_WHAT TO WORK ON_: Each entry below is to be given again word for word, with no pictures.

··· EXTRACTED MATERIAL ···

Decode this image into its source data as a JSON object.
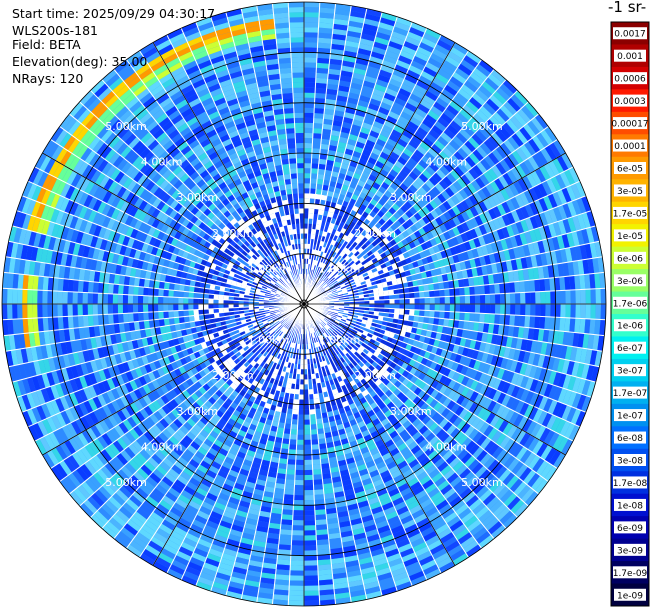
{
  "header": {
    "start_time": "Start time: 2025/09/29 04:30:17",
    "instrument": "WLS200s-181",
    "field": "Field: BETA",
    "elevation": "Elevation(deg): 35.00",
    "nrays": "NRays: 120"
  },
  "chart_data": {
    "type": "heatmap",
    "projection": "polar-ppi",
    "field": "BETA",
    "nrays": 120,
    "max_range_km": 6.0,
    "range_rings_km": [
      1.0,
      2.0,
      3.0,
      4.0,
      5.0
    ],
    "range_ring_labels": [
      "1.00km",
      "2.00km",
      "3.00km",
      "4.00km",
      "5.00km"
    ],
    "colorbar_title": "-1 sr-",
    "colorbar_ticks": [
      "0.0017",
      "0.001",
      "0.0006",
      "0.0003",
      "0.00017",
      "0.0001",
      "6e-05",
      "3e-05",
      "1.7e-05",
      "1e-05",
      "6e-06",
      "3e-06",
      "1.7e-06",
      "1e-06",
      "6e-07",
      "3e-07",
      "1.7e-07",
      "1e-07",
      "6e-08",
      "3e-08",
      "1.7e-08",
      "1e-08",
      "6e-09",
      "3e-09",
      "1.7e-09",
      "1e-09"
    ],
    "colorbar_colors": [
      "#8b0000",
      "#b00000",
      "#d40000",
      "#ff1a00",
      "#ff4d00",
      "#ff7a00",
      "#ff9a00",
      "#ffb300",
      "#ffd500",
      "#f2f200",
      "#ccff33",
      "#99ff66",
      "#66ff99",
      "#33ffcc",
      "#00f0f0",
      "#00d0f0",
      "#00b0f0",
      "#0090f0",
      "#0070ff",
      "#0050f0",
      "#0030e0",
      "#0010d0",
      "#0000b0",
      "#000090",
      "#000060",
      "#000040"
    ],
    "features": [
      {
        "description": "enhanced backscatter arc",
        "range_km": [
          5.3,
          5.7
        ],
        "azimuth_deg": [
          -75,
          -5
        ],
        "level": "1.7e-05 to 6e-05"
      },
      {
        "description": "enhanced backscatter spot",
        "range_km": [
          5.3,
          5.6
        ],
        "azimuth_deg": [
          260,
          275
        ],
        "level": "1e-05"
      }
    ]
  }
}
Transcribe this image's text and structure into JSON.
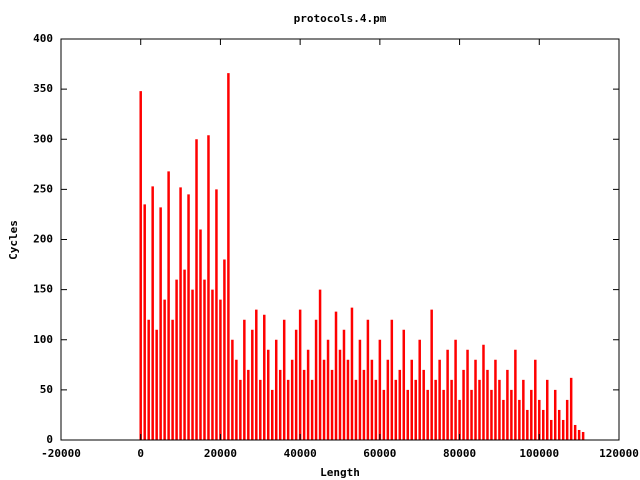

···

_RESULT OF THIS EXERCISE_:
Decode this image into its source data as a JSON object.
{
  "header": {
    "start_time": "Start time: 2025/09/29 04:30:17",
    "instrument": "WLS200s-181",
    "field": "Field: BETA",
    "elevation": "Elevation(deg): 35.00",
    "nrays": "NRays: 120"
  },
  "chart_data": {
    "type": "heatmap",
    "projection": "polar-ppi",
    "field": "BETA",
    "nrays": 120,
    "max_range_km": 6.0,
    "range_rings_km": [
      1.0,
      2.0,
      3.0,
      4.0,
      5.0
    ],
    "range_ring_labels": [
      "1.00km",
      "2.00km",
      "3.00km",
      "4.00km",
      "5.00km"
    ],
    "colorbar_title": "-1 sr-",
    "colorbar_ticks": [
      "0.0017",
      "0.001",
      "0.0006",
      "0.0003",
      "0.00017",
      "0.0001",
      "6e-05",
      "3e-05",
      "1.7e-05",
      "1e-05",
      "6e-06",
      "3e-06",
      "1.7e-06",
      "1e-06",
      "6e-07",
      "3e-07",
      "1.7e-07",
      "1e-07",
      "6e-08",
      "3e-08",
      "1.7e-08",
      "1e-08",
      "6e-09",
      "3e-09",
      "1.7e-09",
      "1e-09"
    ],
    "colorbar_colors": [
      "#8b0000",
      "#b00000",
      "#d40000",
      "#ff1a00",
      "#ff4d00",
      "#ff7a00",
      "#ff9a00",
      "#ffb300",
      "#ffd500",
      "#f2f200",
      "#ccff33",
      "#99ff66",
      "#66ff99",
      "#33ffcc",
      "#00f0f0",
      "#00d0f0",
      "#00b0f0",
      "#0090f0",
      "#0070ff",
      "#0050f0",
      "#0030e0",
      "#0010d0",
      "#0000b0",
      "#000090",
      "#000060",
      "#000040"
    ],
    "features": [
      {
        "description": "enhanced backscatter arc",
        "range_km": [
          5.3,
          5.7
        ],
        "azimuth_deg": [
          -75,
          -5
        ],
        "level": "1.7e-05 to 6e-05"
      },
      {
        "description": "enhanced backscatter spot",
        "range_km": [
          5.3,
          5.6
        ],
        "azimuth_deg": [
          260,
          275
        ],
        "level": "1e-05"
      }
    ]
  }
}
Transcribe this image's text and structure into JSON.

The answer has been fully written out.